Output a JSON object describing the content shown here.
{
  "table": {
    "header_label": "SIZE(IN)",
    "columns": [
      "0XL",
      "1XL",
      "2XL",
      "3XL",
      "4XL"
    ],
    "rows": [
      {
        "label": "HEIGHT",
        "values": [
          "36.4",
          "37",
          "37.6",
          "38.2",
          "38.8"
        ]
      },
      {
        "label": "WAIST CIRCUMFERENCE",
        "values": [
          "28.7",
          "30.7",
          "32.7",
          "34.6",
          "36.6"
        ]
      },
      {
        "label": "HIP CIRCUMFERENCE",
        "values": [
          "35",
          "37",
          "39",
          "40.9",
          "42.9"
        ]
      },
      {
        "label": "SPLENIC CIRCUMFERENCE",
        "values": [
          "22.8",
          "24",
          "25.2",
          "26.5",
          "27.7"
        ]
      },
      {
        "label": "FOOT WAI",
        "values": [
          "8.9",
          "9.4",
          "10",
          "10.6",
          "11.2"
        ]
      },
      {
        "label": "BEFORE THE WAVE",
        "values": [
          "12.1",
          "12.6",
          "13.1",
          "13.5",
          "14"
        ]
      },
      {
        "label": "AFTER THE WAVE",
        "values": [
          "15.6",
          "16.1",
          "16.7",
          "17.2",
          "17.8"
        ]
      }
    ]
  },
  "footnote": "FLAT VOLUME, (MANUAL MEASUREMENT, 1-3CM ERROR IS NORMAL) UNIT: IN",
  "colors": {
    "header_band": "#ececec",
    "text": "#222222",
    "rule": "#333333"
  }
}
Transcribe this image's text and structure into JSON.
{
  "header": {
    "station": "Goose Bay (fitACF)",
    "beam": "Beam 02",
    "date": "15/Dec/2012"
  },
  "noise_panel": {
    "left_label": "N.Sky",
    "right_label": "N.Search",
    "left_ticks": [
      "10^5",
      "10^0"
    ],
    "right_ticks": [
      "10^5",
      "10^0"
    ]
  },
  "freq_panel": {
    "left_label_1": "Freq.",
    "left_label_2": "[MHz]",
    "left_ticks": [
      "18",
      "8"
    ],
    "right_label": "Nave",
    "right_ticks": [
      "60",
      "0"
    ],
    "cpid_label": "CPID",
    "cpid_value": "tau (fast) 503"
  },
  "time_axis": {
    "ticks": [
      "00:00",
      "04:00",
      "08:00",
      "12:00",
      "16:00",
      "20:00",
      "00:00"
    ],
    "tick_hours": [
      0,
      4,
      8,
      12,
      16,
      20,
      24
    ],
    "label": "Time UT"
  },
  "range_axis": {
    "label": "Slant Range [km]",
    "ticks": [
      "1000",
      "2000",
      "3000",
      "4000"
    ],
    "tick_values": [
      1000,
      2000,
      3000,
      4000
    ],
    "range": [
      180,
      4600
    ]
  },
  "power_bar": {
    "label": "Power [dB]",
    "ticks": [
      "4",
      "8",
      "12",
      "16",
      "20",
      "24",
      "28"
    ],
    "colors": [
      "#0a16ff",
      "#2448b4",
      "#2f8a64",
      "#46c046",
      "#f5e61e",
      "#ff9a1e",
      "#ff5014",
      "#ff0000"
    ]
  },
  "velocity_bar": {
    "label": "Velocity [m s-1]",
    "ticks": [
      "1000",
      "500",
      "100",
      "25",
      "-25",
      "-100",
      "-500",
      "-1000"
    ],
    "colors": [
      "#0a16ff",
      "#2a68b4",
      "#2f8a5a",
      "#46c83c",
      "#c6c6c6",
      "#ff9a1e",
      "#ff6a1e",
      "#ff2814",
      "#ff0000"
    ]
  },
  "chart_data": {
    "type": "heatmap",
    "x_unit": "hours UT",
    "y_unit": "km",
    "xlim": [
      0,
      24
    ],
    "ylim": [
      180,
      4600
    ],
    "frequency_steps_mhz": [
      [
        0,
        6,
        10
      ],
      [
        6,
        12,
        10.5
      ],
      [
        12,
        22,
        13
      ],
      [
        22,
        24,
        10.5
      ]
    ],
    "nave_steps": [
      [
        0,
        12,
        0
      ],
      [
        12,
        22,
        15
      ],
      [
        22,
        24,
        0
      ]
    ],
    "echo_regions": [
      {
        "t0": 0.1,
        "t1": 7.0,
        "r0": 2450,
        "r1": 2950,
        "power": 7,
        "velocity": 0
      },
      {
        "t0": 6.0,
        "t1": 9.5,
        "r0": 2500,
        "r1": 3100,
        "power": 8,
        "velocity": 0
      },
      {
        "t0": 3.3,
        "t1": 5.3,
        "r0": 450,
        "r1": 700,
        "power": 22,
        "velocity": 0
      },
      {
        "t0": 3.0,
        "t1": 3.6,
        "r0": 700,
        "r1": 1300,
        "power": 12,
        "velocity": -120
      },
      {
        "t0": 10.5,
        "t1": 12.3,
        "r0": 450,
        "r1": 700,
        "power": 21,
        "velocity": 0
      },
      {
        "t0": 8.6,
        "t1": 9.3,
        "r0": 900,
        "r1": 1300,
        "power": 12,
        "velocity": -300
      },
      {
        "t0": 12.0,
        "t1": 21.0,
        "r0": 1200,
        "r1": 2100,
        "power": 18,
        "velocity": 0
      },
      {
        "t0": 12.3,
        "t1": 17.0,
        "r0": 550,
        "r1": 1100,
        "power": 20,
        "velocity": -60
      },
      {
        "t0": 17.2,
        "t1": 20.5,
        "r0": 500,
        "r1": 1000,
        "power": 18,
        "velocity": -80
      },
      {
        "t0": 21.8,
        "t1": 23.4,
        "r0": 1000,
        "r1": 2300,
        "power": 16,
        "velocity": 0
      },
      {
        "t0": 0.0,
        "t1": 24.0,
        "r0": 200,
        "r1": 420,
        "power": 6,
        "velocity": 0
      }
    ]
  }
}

*What is asked*
Repeat the data precisely, reproducing every entry.

*Expected answer*
Output a JSON object describing the content shown here.
{
  "table": {
    "header_label": "SIZE(IN)",
    "columns": [
      "0XL",
      "1XL",
      "2XL",
      "3XL",
      "4XL"
    ],
    "rows": [
      {
        "label": "HEIGHT",
        "values": [
          "36.4",
          "37",
          "37.6",
          "38.2",
          "38.8"
        ]
      },
      {
        "label": "WAIST CIRCUMFERENCE",
        "values": [
          "28.7",
          "30.7",
          "32.7",
          "34.6",
          "36.6"
        ]
      },
      {
        "label": "HIP CIRCUMFERENCE",
        "values": [
          "35",
          "37",
          "39",
          "40.9",
          "42.9"
        ]
      },
      {
        "label": "SPLENIC CIRCUMFERENCE",
        "values": [
          "22.8",
          "24",
          "25.2",
          "26.5",
          "27.7"
        ]
      },
      {
        "label": "FOOT WAI",
        "values": [
          "8.9",
          "9.4",
          "10",
          "10.6",
          "11.2"
        ]
      },
      {
        "label": "BEFORE THE WAVE",
        "values": [
          "12.1",
          "12.6",
          "13.1",
          "13.5",
          "14"
        ]
      },
      {
        "label": "AFTER THE WAVE",
        "values": [
          "15.6",
          "16.1",
          "16.7",
          "17.2",
          "17.8"
        ]
      }
    ]
  },
  "footnote": "FLAT VOLUME, (MANUAL MEASUREMENT, 1-3CM ERROR IS NORMAL) UNIT: IN",
  "colors": {
    "header_band": "#ececec",
    "text": "#222222",
    "rule": "#333333"
  }
}
Transcribe this image's text and structure into JSON.
{
  "header": {
    "station": "Goose Bay (fitACF)",
    "beam": "Beam 02",
    "date": "15/Dec/2012"
  },
  "noise_panel": {
    "left_label": "N.Sky",
    "right_label": "N.Search",
    "left_ticks": [
      "10^5",
      "10^0"
    ],
    "right_ticks": [
      "10^5",
      "10^0"
    ]
  },
  "freq_panel": {
    "left_label_1": "Freq.",
    "left_label_2": "[MHz]",
    "left_ticks": [
      "18",
      "8"
    ],
    "right_label": "Nave",
    "right_ticks": [
      "60",
      "0"
    ],
    "cpid_label": "CPID",
    "cpid_value": "tau (fast) 503"
  },
  "time_axis": {
    "ticks": [
      "00:00",
      "04:00",
      "08:00",
      "12:00",
      "16:00",
      "20:00",
      "00:00"
    ],
    "tick_hours": [
      0,
      4,
      8,
      12,
      16,
      20,
      24
    ],
    "label": "Time UT"
  },
  "range_axis": {
    "label": "Slant Range [km]",
    "ticks": [
      "1000",
      "2000",
      "3000",
      "4000"
    ],
    "tick_values": [
      1000,
      2000,
      3000,
      4000
    ],
    "range": [
      180,
      4600
    ]
  },
  "power_bar": {
    "label": "Power [dB]",
    "ticks": [
      "4",
      "8",
      "12",
      "16",
      "20",
      "24",
      "28"
    ],
    "colors": [
      "#0a16ff",
      "#2448b4",
      "#2f8a64",
      "#46c046",
      "#f5e61e",
      "#ff9a1e",
      "#ff5014",
      "#ff0000"
    ]
  },
  "velocity_bar": {
    "label": "Velocity [m s-1]",
    "ticks": [
      "1000",
      "500",
      "100",
      "25",
      "-25",
      "-100",
      "-500",
      "-1000"
    ],
    "colors": [
      "#0a16ff",
      "#2a68b4",
      "#2f8a5a",
      "#46c83c",
      "#c6c6c6",
      "#ff9a1e",
      "#ff6a1e",
      "#ff2814",
      "#ff0000"
    ]
  },
  "chart_data": {
    "type": "heatmap",
    "x_unit": "hours UT",
    "y_unit": "km",
    "xlim": [
      0,
      24
    ],
    "ylim": [
      180,
      4600
    ],
    "frequency_steps_mhz": [
      [
        0,
        6,
        10
      ],
      [
        6,
        12,
        10.5
      ],
      [
        12,
        22,
        13
      ],
      [
        22,
        24,
        10.5
      ]
    ],
    "nave_steps": [
      [
        0,
        12,
        0
      ],
      [
        12,
        22,
        15
      ],
      [
        22,
        24,
        0
      ]
    ],
    "echo_regions": [
      {
        "t0": 0.1,
        "t1": 7.0,
        "r0": 2450,
        "r1": 2950,
        "power": 7,
        "velocity": 0
      },
      {
        "t0": 6.0,
        "t1": 9.5,
        "r0": 2500,
        "r1": 3100,
        "power": 8,
        "velocity": 0
      },
      {
        "t0": 3.3,
        "t1": 5.3,
        "r0": 450,
        "r1": 700,
        "power": 22,
        "velocity": 0
      },
      {
        "t0": 3.0,
        "t1": 3.6,
        "r0": 700,
        "r1": 1300,
        "power": 12,
        "velocity": -120
      },
      {
        "t0": 10.5,
        "t1": 12.3,
        "r0": 450,
        "r1": 700,
        "power": 21,
        "velocity": 0
      },
      {
        "t0": 8.6,
        "t1": 9.3,
        "r0": 900,
        "r1": 1300,
        "power": 12,
        "velocity": -300
      },
      {
        "t0": 12.0,
        "t1": 21.0,
        "r0": 1200,
        "r1": 2100,
        "power": 18,
        "velocity": 0
      },
      {
        "t0": 12.3,
        "t1": 17.0,
        "r0": 550,
        "r1": 1100,
        "power": 20,
        "velocity": -60
      },
      {
        "t0": 17.2,
        "t1": 20.5,
        "r0": 500,
        "r1": 1000,
        "power": 18,
        "velocity": -80
      },
      {
        "t0": 21.8,
        "t1": 23.4,
        "r0": 1000,
        "r1": 2300,
        "power": 16,
        "velocity": 0
      },
      {
        "t0": 0.0,
        "t1": 24.0,
        "r0": 200,
        "r1": 420,
        "power": 6,
        "velocity": 0
      }
    ]
  }
}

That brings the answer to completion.